# DIRECTIVE
Write out every record in full, exactly as written, please.

--- start INFORMATION GIVEN ---

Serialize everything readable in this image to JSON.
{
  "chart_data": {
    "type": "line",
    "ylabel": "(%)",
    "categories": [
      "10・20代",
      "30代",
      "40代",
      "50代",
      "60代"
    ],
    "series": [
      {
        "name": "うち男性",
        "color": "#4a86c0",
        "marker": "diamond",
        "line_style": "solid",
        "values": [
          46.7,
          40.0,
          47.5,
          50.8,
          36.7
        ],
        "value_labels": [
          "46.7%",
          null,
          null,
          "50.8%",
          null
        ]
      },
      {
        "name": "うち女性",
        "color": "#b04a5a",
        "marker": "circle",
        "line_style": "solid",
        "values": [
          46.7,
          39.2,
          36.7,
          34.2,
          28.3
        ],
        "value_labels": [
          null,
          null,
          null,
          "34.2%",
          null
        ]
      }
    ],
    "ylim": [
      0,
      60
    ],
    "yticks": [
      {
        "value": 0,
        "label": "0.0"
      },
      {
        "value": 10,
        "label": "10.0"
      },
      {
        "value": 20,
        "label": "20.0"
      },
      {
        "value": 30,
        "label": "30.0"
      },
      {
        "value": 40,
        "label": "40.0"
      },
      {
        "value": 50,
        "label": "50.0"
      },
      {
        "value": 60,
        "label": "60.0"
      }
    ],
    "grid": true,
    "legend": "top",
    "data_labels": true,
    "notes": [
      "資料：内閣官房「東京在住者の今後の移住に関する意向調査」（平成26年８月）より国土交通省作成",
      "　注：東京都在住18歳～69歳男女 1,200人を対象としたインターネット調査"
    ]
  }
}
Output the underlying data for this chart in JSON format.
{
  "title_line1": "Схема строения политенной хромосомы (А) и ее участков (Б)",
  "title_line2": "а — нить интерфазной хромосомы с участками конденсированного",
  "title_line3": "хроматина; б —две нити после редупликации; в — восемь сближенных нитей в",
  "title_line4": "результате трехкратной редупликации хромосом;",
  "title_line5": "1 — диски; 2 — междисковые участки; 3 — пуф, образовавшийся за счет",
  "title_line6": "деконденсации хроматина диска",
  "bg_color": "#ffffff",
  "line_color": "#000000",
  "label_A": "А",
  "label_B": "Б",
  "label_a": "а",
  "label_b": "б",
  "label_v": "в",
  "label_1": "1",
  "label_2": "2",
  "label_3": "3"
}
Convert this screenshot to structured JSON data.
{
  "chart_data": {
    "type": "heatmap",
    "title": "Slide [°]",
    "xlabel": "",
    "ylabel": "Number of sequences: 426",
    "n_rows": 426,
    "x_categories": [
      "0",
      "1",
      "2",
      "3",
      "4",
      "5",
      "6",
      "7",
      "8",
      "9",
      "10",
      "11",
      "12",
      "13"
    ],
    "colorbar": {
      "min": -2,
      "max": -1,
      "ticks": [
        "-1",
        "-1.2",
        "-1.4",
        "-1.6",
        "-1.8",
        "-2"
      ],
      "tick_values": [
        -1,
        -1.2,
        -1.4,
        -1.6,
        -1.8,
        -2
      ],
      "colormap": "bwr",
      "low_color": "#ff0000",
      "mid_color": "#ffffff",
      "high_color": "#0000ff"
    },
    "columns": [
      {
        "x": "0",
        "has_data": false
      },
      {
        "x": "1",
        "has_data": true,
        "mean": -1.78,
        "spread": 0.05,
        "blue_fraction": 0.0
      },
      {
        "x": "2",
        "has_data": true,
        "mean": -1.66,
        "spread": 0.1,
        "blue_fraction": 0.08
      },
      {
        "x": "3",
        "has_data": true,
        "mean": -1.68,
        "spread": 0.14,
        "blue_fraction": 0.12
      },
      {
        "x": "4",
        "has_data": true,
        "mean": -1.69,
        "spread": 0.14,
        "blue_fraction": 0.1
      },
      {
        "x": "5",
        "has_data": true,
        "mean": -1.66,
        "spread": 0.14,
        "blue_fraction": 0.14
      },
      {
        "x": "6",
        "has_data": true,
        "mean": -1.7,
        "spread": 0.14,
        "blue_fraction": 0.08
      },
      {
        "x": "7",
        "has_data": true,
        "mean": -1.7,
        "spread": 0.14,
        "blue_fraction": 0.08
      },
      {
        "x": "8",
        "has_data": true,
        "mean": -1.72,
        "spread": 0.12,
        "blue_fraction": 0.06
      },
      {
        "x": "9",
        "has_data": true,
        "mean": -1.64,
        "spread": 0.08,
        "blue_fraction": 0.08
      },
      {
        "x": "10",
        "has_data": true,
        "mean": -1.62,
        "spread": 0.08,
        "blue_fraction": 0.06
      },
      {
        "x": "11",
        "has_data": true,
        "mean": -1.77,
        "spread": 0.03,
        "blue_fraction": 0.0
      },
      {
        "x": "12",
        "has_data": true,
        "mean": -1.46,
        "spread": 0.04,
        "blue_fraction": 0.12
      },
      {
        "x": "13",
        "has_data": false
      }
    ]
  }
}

--- end INFORMATION GIVEN ---

# WRITTEN ANSWER
Serialize everything readable in this image to JSON.
{
  "chart_data": {
    "type": "line",
    "ylabel": "(%)",
    "categories": [
      "10・20代",
      "30代",
      "40代",
      "50代",
      "60代"
    ],
    "series": [
      {
        "name": "うち男性",
        "color": "#4a86c0",
        "marker": "diamond",
        "line_style": "solid",
        "values": [
          46.7,
          40.0,
          47.5,
          50.8,
          36.7
        ],
        "value_labels": [
          "46.7%",
          null,
          null,
          "50.8%",
          null
        ]
      },
      {
        "name": "うち女性",
        "color": "#b04a5a",
        "marker": "circle",
        "line_style": "solid",
        "values": [
          46.7,
          39.2,
          36.7,
          34.2,
          28.3
        ],
        "value_labels": [
          null,
          null,
          null,
          "34.2%",
          null
        ]
      }
    ],
    "ylim": [
      0,
      60
    ],
    "yticks": [
      {
        "value": 0,
        "label": "0.0"
      },
      {
        "value": 10,
        "label": "10.0"
      },
      {
        "value": 20,
        "label": "20.0"
      },
      {
        "value": 30,
        "label": "30.0"
      },
      {
        "value": 40,
        "label": "40.0"
      },
      {
        "value": 50,
        "label": "50.0"
      },
      {
        "value": 60,
        "label": "60.0"
      }
    ],
    "grid": true,
    "legend": "top",
    "data_labels": true,
    "notes": [
      "資料：内閣官房「東京在住者の今後の移住に関する意向調査」（平成26年８月）より国土交通省作成",
      "　注：東京都在住18歳～69歳男女 1,200人を対象としたインターネット調査"
    ]
  }
}
Output the underlying data for this chart in JSON format.
{
  "title_line1": "Схема строения политенной хромосомы (А) и ее участков (Б)",
  "title_line2": "а — нить интерфазной хромосомы с участками конденсированного",
  "title_line3": "хроматина; б —две нити после редупликации; в — восемь сближенных нитей в",
  "title_line4": "результате трехкратной редупликации хромосом;",
  "title_line5": "1 — диски; 2 — междисковые участки; 3 — пуф, образовавшийся за счет",
  "title_line6": "деконденсации хроматина диска",
  "bg_color": "#ffffff",
  "line_color": "#000000",
  "label_A": "А",
  "label_B": "Б",
  "label_a": "а",
  "label_b": "б",
  "label_v": "в",
  "label_1": "1",
  "label_2": "2",
  "label_3": "3"
}
Convert this screenshot to structured JSON data.
{
  "chart_data": {
    "type": "heatmap",
    "title": "Slide [°]",
    "xlabel": "",
    "ylabel": "Number of sequences: 426",
    "n_rows": 426,
    "x_categories": [
      "0",
      "1",
      "2",
      "3",
      "4",
      "5",
      "6",
      "7",
      "8",
      "9",
      "10",
      "11",
      "12",
      "13"
    ],
    "colorbar": {
      "min": -2,
      "max": -1,
      "ticks": [
        "-1",
        "-1.2",
        "-1.4",
        "-1.6",
        "-1.8",
        "-2"
      ],
      "tick_values": [
        -1,
        -1.2,
        -1.4,
        -1.6,
        -1.8,
        -2
      ],
      "colormap": "bwr",
      "low_color": "#ff0000",
      "mid_color": "#ffffff",
      "high_color": "#0000ff"
    },
    "columns": [
      {
        "x": "0",
        "has_data": false
      },
      {
        "x": "1",
        "has_data": true,
        "mean": -1.78,
        "spread": 0.05,
        "blue_fraction": 0.0
      },
      {
        "x": "2",
        "has_data": true,
        "mean": -1.66,
        "spread": 0.1,
        "blue_fraction": 0.08
      },
      {
        "x": "3",
        "has_data": true,
        "mean": -1.68,
        "spread": 0.14,
        "blue_fraction": 0.12
      },
      {
        "x": "4",
        "has_data": true,
        "mean": -1.69,
        "spread": 0.14,
        "blue_fraction": 0.1
      },
      {
        "x": "5",
        "has_data": true,
        "mean": -1.66,
        "spread": 0.14,
        "blue_fraction": 0.14
      },
      {
        "x": "6",
        "has_data": true,
        "mean": -1.7,
        "spread": 0.14,
        "blue_fraction": 0.08
      },
      {
        "x": "7",
        "has_data": true,
        "mean": -1.7,
        "spread": 0.14,
        "blue_fraction": 0.08
      },
      {
        "x": "8",
        "has_data": true,
        "mean": -1.72,
        "spread": 0.12,
        "blue_fraction": 0.06
      },
      {
        "x": "9",
        "has_data": true,
        "mean": -1.64,
        "spread": 0.08,
        "blue_fraction": 0.08
      },
      {
        "x": "10",
        "has_data": true,
        "mean": -1.62,
        "spread": 0.08,
        "blue_fraction": 0.06
      },
      {
        "x": "11",
        "has_data": true,
        "mean": -1.77,
        "spread": 0.03,
        "blue_fraction": 0.0
      },
      {
        "x": "12",
        "has_data": true,
        "mean": -1.46,
        "spread": 0.04,
        "blue_fraction": 0.12
      },
      {
        "x": "13",
        "has_data": false
      }
    ]
  }
}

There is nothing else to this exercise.